▶ **Recorded data**

[Start]

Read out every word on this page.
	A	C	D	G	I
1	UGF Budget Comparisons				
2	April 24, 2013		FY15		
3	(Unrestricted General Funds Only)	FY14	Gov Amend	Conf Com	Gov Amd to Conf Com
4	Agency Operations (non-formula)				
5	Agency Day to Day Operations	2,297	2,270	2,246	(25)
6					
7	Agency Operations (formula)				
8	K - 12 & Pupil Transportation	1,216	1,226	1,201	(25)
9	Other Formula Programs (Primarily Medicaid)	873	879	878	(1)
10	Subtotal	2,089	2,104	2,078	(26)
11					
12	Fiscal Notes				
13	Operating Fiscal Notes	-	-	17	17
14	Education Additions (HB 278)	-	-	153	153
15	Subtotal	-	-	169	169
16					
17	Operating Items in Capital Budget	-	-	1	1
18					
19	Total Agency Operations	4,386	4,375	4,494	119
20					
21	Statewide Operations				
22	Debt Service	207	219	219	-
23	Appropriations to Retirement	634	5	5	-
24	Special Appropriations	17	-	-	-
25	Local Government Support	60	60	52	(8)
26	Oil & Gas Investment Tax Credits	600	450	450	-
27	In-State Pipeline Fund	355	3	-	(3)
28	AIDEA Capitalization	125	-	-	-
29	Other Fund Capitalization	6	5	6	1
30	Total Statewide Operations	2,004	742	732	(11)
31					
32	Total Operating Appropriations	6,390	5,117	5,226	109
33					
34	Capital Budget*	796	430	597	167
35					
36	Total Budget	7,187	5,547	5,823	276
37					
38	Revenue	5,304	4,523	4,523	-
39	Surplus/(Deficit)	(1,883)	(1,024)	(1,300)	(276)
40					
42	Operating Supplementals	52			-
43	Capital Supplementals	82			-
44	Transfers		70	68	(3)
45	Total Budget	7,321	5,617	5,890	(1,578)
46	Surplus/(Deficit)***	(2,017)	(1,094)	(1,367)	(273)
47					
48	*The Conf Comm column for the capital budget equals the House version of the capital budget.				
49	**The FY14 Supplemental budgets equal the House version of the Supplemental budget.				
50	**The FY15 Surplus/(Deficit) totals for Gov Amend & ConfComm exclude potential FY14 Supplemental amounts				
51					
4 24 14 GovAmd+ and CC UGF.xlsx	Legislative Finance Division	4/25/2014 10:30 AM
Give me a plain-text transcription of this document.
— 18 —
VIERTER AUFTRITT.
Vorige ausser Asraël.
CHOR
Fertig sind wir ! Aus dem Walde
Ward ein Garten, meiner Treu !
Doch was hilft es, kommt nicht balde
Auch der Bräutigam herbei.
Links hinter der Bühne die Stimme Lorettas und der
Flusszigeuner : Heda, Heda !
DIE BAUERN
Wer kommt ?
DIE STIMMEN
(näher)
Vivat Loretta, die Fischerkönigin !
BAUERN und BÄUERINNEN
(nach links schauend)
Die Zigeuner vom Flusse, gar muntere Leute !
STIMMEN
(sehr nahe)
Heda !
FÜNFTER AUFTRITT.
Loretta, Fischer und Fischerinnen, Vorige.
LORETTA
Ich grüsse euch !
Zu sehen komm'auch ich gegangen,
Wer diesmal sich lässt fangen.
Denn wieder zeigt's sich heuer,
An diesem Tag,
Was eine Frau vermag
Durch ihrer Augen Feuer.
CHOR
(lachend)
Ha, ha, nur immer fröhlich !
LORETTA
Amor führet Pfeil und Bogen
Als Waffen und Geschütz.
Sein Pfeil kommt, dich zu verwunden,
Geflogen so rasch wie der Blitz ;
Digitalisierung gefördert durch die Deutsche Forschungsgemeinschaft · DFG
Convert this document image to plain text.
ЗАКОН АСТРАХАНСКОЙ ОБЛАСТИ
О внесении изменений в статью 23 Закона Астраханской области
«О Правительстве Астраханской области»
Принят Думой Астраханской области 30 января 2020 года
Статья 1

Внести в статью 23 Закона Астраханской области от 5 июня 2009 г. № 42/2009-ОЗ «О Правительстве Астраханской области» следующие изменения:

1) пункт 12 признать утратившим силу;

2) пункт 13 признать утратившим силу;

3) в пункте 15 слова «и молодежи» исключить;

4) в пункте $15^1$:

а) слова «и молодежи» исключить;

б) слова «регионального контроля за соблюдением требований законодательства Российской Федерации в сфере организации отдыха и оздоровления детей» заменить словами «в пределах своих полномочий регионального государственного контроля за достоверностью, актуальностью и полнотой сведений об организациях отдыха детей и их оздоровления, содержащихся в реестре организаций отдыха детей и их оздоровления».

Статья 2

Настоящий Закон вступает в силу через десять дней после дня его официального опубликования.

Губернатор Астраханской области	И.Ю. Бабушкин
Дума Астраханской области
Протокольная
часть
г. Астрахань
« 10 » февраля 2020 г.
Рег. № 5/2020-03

[End]

▶ **TASK STATEMENT**
Copy the lines from the entries above in which the word "Vorige" appears.

▶ **RESULT FOR THIS TASK**
Vorige ausser Asraël.
Loretta, Fischer und Fischerinnen, Vorige.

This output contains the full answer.